(Figure record listings)
--- start ---

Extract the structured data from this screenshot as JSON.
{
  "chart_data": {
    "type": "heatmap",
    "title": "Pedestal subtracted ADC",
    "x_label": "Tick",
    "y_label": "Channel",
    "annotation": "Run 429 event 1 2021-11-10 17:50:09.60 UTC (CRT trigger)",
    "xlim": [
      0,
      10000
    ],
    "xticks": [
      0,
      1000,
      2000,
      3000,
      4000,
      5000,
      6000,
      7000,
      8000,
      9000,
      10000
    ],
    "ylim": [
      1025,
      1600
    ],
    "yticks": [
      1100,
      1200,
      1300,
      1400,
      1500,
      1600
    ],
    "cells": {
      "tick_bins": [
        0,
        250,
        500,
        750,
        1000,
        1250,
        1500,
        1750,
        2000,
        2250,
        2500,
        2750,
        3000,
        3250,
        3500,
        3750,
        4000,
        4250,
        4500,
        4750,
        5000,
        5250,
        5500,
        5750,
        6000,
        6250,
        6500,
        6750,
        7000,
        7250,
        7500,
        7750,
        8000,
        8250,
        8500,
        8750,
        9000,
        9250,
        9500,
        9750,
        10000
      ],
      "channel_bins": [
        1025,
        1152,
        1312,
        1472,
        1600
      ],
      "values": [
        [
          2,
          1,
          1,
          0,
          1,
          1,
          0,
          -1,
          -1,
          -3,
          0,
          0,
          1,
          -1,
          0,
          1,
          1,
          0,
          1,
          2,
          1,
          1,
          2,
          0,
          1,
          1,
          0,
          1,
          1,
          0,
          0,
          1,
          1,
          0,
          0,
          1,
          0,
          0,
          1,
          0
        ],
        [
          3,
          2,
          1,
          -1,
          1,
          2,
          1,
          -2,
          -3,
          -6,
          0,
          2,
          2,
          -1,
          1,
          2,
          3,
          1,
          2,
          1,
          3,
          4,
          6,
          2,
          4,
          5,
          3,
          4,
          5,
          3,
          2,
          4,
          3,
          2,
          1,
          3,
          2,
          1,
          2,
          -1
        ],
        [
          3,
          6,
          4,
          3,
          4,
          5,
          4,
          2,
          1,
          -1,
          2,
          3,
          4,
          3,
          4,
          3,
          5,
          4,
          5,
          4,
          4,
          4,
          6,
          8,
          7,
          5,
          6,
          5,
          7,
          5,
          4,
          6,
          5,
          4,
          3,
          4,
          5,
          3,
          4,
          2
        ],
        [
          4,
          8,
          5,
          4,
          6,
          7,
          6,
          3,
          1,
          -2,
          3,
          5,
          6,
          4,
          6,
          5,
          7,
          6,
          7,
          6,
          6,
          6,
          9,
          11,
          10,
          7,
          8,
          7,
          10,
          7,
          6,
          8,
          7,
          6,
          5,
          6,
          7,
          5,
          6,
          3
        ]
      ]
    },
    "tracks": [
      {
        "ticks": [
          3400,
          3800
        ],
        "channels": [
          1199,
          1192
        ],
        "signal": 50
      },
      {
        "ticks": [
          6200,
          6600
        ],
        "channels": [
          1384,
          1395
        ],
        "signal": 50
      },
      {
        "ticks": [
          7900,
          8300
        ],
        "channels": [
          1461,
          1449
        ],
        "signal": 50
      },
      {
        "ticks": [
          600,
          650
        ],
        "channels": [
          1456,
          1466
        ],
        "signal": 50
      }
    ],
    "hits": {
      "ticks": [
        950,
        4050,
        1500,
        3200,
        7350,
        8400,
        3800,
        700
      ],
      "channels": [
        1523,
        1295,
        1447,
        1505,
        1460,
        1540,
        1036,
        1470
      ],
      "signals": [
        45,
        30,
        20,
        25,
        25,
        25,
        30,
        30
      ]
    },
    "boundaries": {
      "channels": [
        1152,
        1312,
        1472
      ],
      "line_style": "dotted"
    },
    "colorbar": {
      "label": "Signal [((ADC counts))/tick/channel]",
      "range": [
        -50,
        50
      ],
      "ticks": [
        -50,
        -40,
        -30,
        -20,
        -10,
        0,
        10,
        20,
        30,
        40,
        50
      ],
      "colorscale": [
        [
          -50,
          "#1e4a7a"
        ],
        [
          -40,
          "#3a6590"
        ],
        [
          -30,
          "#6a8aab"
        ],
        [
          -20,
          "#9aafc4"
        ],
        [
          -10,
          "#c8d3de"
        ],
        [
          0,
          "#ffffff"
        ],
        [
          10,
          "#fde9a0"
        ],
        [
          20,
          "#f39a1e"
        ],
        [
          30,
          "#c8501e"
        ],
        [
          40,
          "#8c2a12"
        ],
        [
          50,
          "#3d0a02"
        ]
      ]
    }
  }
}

--- end ---

AIM →
Could you reproduce every record above exactly as it appears?

FINISHED TASK →
Extract the structured data from this screenshot as JSON.
{
  "chart_data": {
    "type": "heatmap",
    "title": "Pedestal subtracted ADC",
    "x_label": "Tick",
    "y_label": "Channel",
    "annotation": "Run 429 event 1 2021-11-10 17:50:09.60 UTC (CRT trigger)",
    "xlim": [
      0,
      10000
    ],
    "xticks": [
      0,
      1000,
      2000,
      3000,
      4000,
      5000,
      6000,
      7000,
      8000,
      9000,
      10000
    ],
    "ylim": [
      1025,
      1600
    ],
    "yticks": [
      1100,
      1200,
      1300,
      1400,
      1500,
      1600
    ],
    "cells": {
      "tick_bins": [
        0,
        250,
        500,
        750,
        1000,
        1250,
        1500,
        1750,
        2000,
        2250,
        2500,
        2750,
        3000,
        3250,
        3500,
        3750,
        4000,
        4250,
        4500,
        4750,
        5000,
        5250,
        5500,
        5750,
        6000,
        6250,
        6500,
        6750,
        7000,
        7250,
        7500,
        7750,
        8000,
        8250,
        8500,
        8750,
        9000,
        9250,
        9500,
        9750,
        10000
      ],
      "channel_bins": [
        1025,
        1152,
        1312,
        1472,
        1600
      ],
      "values": [
        [
          2,
          1,
          1,
          0,
          1,
          1,
          0,
          -1,
          -1,
          -3,
          0,
          0,
          1,
          -1,
          0,
          1,
          1,
          0,
          1,
          2,
          1,
          1,
          2,
          0,
          1,
          1,
          0,
          1,
          1,
          0,
          0,
          1,
          1,
          0,
          0,
          1,
          0,
          0,
          1,
          0
        ],
        [
          3,
          2,
          1,
          -1,
          1,
          2,
          1,
          -2,
          -3,
          -6,
          0,
          2,
          2,
          -1,
          1,
          2,
          3,
          1,
          2,
          1,
          3,
          4,
          6,
          2,
          4,
          5,
          3,
          4,
          5,
          3,
          2,
          4,
          3,
          2,
          1,
          3,
          2,
          1,
          2,
          -1
        ],
        [
          3,
          6,
          4,
          3,
          4,
          5,
          4,
          2,
          1,
          -1,
          2,
          3,
          4,
          3,
          4,
          3,
          5,
          4,
          5,
          4,
          4,
          4,
          6,
          8,
          7,
          5,
          6,
          5,
          7,
          5,
          4,
          6,
          5,
          4,
          3,
          4,
          5,
          3,
          4,
          2
        ],
        [
          4,
          8,
          5,
          4,
          6,
          7,
          6,
          3,
          1,
          -2,
          3,
          5,
          6,
          4,
          6,
          5,
          7,
          6,
          7,
          6,
          6,
          6,
          9,
          11,
          10,
          7,
          8,
          7,
          10,
          7,
          6,
          8,
          7,
          6,
          5,
          6,
          7,
          5,
          6,
          3
        ]
      ]
    },
    "tracks": [
      {
        "ticks": [
          3400,
          3800
        ],
        "channels": [
          1199,
          1192
        ],
        "signal": 50
      },
      {
        "ticks": [
          6200,
          6600
        ],
        "channels": [
          1384,
          1395
        ],
        "signal": 50
      },
      {
        "ticks": [
          7900,
          8300
        ],
        "channels": [
          1461,
          1449
        ],
        "signal": 50
      },
      {
        "ticks": [
          600,
          650
        ],
        "channels": [
          1456,
          1466
        ],
        "signal": 50
      }
    ],
    "hits": {
      "ticks": [
        950,
        4050,
        1500,
        3200,
        7350,
        8400,
        3800,
        700
      ],
      "channels": [
        1523,
        1295,
        1447,
        1505,
        1460,
        1540,
        1036,
        1470
      ],
      "signals": [
        45,
        30,
        20,
        25,
        25,
        25,
        30,
        30
      ]
    },
    "boundaries": {
      "channels": [
        1152,
        1312,
        1472
      ],
      "line_style": "dotted"
    },
    "colorbar": {
      "label": "Signal [((ADC counts))/tick/channel]",
      "range": [
        -50,
        50
      ],
      "ticks": [
        -50,
        -40,
        -30,
        -20,
        -10,
        0,
        10,
        20,
        30,
        40,
        50
      ],
      "colorscale": [
        [
          -50,
          "#1e4a7a"
        ],
        [
          -40,
          "#3a6590"
        ],
        [
          -30,
          "#6a8aab"
        ],
        [
          -20,
          "#9aafc4"
        ],
        [
          -10,
          "#c8d3de"
        ],
        [
          0,
          "#ffffff"
        ],
        [
          10,
          "#fde9a0"
        ],
        [
          20,
          "#f39a1e"
        ],
        [
          30,
          "#c8501e"
        ],
        [
          40,
          "#8c2a12"
        ],
        [
          50,
          "#3d0a02"
        ]
      ]
    }
  }
}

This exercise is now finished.